__Written task__:
Give the material again in full, matching it exactly.

__Recorded information__:
■ ■ ■ ■ ■ ■ ■

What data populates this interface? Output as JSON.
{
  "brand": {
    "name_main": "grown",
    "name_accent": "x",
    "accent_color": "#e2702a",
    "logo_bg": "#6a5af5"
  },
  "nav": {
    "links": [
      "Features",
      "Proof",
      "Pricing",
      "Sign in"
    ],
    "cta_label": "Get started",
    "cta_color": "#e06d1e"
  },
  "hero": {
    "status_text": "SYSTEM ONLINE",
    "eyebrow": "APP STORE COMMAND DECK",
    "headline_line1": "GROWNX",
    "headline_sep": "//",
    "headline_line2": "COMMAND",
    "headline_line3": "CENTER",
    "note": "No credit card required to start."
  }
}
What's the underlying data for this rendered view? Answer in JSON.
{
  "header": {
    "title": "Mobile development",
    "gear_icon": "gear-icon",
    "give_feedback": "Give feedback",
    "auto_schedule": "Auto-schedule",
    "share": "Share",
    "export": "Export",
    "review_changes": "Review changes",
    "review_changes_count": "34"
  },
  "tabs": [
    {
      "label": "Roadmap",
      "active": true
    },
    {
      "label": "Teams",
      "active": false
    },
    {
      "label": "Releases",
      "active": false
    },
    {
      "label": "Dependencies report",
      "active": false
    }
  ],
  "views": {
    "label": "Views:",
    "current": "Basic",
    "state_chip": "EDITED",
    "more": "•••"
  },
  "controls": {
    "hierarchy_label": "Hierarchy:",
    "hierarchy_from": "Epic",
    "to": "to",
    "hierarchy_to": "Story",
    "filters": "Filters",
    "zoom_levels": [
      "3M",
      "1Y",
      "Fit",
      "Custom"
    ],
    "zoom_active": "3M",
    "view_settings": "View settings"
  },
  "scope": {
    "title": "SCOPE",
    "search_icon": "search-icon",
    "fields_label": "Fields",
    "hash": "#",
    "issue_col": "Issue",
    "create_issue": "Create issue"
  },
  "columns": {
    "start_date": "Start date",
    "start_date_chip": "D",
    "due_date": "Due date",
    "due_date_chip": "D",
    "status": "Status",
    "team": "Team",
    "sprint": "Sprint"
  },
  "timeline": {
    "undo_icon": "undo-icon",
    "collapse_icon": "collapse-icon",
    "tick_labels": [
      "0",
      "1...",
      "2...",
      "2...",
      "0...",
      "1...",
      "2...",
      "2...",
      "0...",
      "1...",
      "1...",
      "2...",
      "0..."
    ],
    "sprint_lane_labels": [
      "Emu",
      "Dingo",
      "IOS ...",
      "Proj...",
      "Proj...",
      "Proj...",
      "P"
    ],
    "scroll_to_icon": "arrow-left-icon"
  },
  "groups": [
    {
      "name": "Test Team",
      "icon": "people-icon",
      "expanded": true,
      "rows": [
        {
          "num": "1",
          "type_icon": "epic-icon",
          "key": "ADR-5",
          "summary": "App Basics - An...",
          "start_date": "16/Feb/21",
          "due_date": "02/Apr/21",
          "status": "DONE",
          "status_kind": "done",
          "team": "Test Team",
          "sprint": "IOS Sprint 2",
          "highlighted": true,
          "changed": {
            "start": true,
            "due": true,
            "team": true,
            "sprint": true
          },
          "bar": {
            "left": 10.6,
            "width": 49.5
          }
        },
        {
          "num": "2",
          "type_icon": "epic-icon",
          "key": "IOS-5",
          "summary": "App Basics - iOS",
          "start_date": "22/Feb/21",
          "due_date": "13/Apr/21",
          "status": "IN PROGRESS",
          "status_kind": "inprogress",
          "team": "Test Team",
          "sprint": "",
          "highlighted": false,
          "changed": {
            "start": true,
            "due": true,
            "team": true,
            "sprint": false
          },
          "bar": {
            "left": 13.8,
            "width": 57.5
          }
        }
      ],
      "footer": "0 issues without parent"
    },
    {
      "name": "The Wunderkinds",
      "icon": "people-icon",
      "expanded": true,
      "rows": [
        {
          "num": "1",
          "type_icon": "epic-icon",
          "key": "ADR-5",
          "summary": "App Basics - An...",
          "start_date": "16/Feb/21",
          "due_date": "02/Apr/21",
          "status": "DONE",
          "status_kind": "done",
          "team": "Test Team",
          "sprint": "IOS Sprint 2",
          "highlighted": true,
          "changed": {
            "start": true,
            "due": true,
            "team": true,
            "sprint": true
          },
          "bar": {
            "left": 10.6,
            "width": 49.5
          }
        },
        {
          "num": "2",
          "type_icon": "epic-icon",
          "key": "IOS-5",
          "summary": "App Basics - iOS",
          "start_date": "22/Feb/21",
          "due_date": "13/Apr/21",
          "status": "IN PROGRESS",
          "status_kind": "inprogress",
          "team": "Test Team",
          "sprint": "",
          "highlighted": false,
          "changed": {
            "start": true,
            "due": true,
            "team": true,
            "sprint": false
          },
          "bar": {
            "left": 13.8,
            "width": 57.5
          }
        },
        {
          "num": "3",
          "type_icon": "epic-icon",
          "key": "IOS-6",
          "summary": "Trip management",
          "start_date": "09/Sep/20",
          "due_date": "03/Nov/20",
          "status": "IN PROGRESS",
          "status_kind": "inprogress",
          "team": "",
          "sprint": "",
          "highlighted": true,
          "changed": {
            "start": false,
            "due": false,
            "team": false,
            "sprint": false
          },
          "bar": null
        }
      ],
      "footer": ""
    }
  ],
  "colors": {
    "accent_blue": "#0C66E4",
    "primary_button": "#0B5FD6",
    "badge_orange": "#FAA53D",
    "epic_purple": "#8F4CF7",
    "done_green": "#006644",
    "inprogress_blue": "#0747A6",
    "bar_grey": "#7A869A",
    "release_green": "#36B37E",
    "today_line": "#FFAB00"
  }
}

■ ■ ■ ■ ■ ■ ■

__Worked answer__:
What data populates this interface? Output as JSON.
{
  "brand": {
    "name_main": "grown",
    "name_accent": "x",
    "accent_color": "#e2702a",
    "logo_bg": "#6a5af5"
  },
  "nav": {
    "links": [
      "Features",
      "Proof",
      "Pricing",
      "Sign in"
    ],
    "cta_label": "Get started",
    "cta_color": "#e06d1e"
  },
  "hero": {
    "status_text": "SYSTEM ONLINE",
    "eyebrow": "APP STORE COMMAND DECK",
    "headline_line1": "GROWNX",
    "headline_sep": "//",
    "headline_line2": "COMMAND",
    "headline_line3": "CENTER",
    "note": "No credit card required to start."
  }
}
What's the underlying data for this rendered view? Answer in JSON.
{
  "header": {
    "title": "Mobile development",
    "gear_icon": "gear-icon",
    "give_feedback": "Give feedback",
    "auto_schedule": "Auto-schedule",
    "share": "Share",
    "export": "Export",
    "review_changes": "Review changes",
    "review_changes_count": "34"
  },
  "tabs": [
    {
      "label": "Roadmap",
      "active": true
    },
    {
      "label": "Teams",
      "active": false
    },
    {
      "label": "Releases",
      "active": false
    },
    {
      "label": "Dependencies report",
      "active": false
    }
  ],
  "views": {
    "label": "Views:",
    "current": "Basic",
    "state_chip": "EDITED",
    "more": "•••"
  },
  "controls": {
    "hierarchy_label": "Hierarchy:",
    "hierarchy_from": "Epic",
    "to": "to",
    "hierarchy_to": "Story",
    "filters": "Filters",
    "zoom_levels": [
      "3M",
      "1Y",
      "Fit",
      "Custom"
    ],
    "zoom_active": "3M",
    "view_settings": "View settings"
  },
  "scope": {
    "title": "SCOPE",
    "search_icon": "search-icon",
    "fields_label": "Fields",
    "hash": "#",
    "issue_col": "Issue",
    "create_issue": "Create issue"
  },
  "columns": {
    "start_date": "Start date",
    "start_date_chip": "D",
    "due_date": "Due date",
    "due_date_chip": "D",
    "status": "Status",
    "team": "Team",
    "sprint": "Sprint"
  },
  "timeline": {
    "undo_icon": "undo-icon",
    "collapse_icon": "collapse-icon",
    "tick_labels": [
      "0",
      "1...",
      "2...",
      "2...",
      "0...",
      "1...",
      "2...",
      "2...",
      "0...",
      "1...",
      "1...",
      "2...",
      "0..."
    ],
    "sprint_lane_labels": [
      "Emu",
      "Dingo",
      "IOS ...",
      "Proj...",
      "Proj...",
      "Proj...",
      "P"
    ],
    "scroll_to_icon": "arrow-left-icon"
  },
  "groups": [
    {
      "name": "Test Team",
      "icon": "people-icon",
      "expanded": true,
      "rows": [
        {
          "num": "1",
          "type_icon": "epic-icon",
          "key": "ADR-5",
          "summary": "App Basics - An...",
          "start_date": "16/Feb/21",
          "due_date": "02/Apr/21",
          "status": "DONE",
          "status_kind": "done",
          "team": "Test Team",
          "sprint": "IOS Sprint 2",
          "highlighted": true,
          "changed": {
            "start": true,
            "due": true,
            "team": true,
            "sprint": true
          },
          "bar": {
            "left": 10.6,
            "width": 49.5
          }
        },
        {
          "num": "2",
          "type_icon": "epic-icon",
          "key": "IOS-5",
          "summary": "App Basics - iOS",
          "start_date": "22/Feb/21",
          "due_date": "13/Apr/21",
          "status": "IN PROGRESS",
          "status_kind": "inprogress",
          "team": "Test Team",
          "sprint": "",
          "highlighted": false,
          "changed": {
            "start": true,
            "due": true,
            "team": true,
            "sprint": false
          },
          "bar": {
            "left": 13.8,
            "width": 57.5
          }
        }
      ],
      "footer": "0 issues without parent"
    },
    {
      "name": "The Wunderkinds",
      "icon": "people-icon",
      "expanded": true,
      "rows": [
        {
          "num": "1",
          "type_icon": "epic-icon",
          "key": "ADR-5",
          "summary": "App Basics - An...",
          "start_date": "16/Feb/21",
          "due_date": "02/Apr/21",
          "status": "DONE",
          "status_kind": "done",
          "team": "Test Team",
          "sprint": "IOS Sprint 2",
          "highlighted": true,
          "changed": {
            "start": true,
            "due": true,
            "team": true,
            "sprint": true
          },
          "bar": {
            "left": 10.6,
            "width": 49.5
          }
        },
        {
          "num": "2",
          "type_icon": "epic-icon",
          "key": "IOS-5",
          "summary": "App Basics - iOS",
          "start_date": "22/Feb/21",
          "due_date": "13/Apr/21",
          "status": "IN PROGRESS",
          "status_kind": "inprogress",
          "team": "Test Team",
          "sprint": "",
          "highlighted": false,
          "changed": {
            "start": true,
            "due": true,
            "team": true,
            "sprint": false
          },
          "bar": {
            "left": 13.8,
            "width": 57.5
          }
        },
        {
          "num": "3",
          "type_icon": "epic-icon",
          "key": "IOS-6",
          "summary": "Trip management",
          "start_date": "09/Sep/20",
          "due_date": "03/Nov/20",
          "status": "IN PROGRESS",
          "status_kind": "inprogress",
          "team": "",
          "sprint": "",
          "highlighted": true,
          "changed": {
            "start": false,
            "due": false,
            "team": false,
            "sprint": false
          },
          "bar": null
        }
      ],
      "footer": ""
    }
  ],
  "colors": {
    "accent_blue": "#0C66E4",
    "primary_button": "#0B5FD6",
    "badge_orange": "#FAA53D",
    "epic_purple": "#8F4CF7",
    "done_green": "#006644",
    "inprogress_blue": "#0747A6",
    "bar_grey": "#7A869A",
    "release_green": "#36B37E",
    "today_line": "#FFAB00"
  }
}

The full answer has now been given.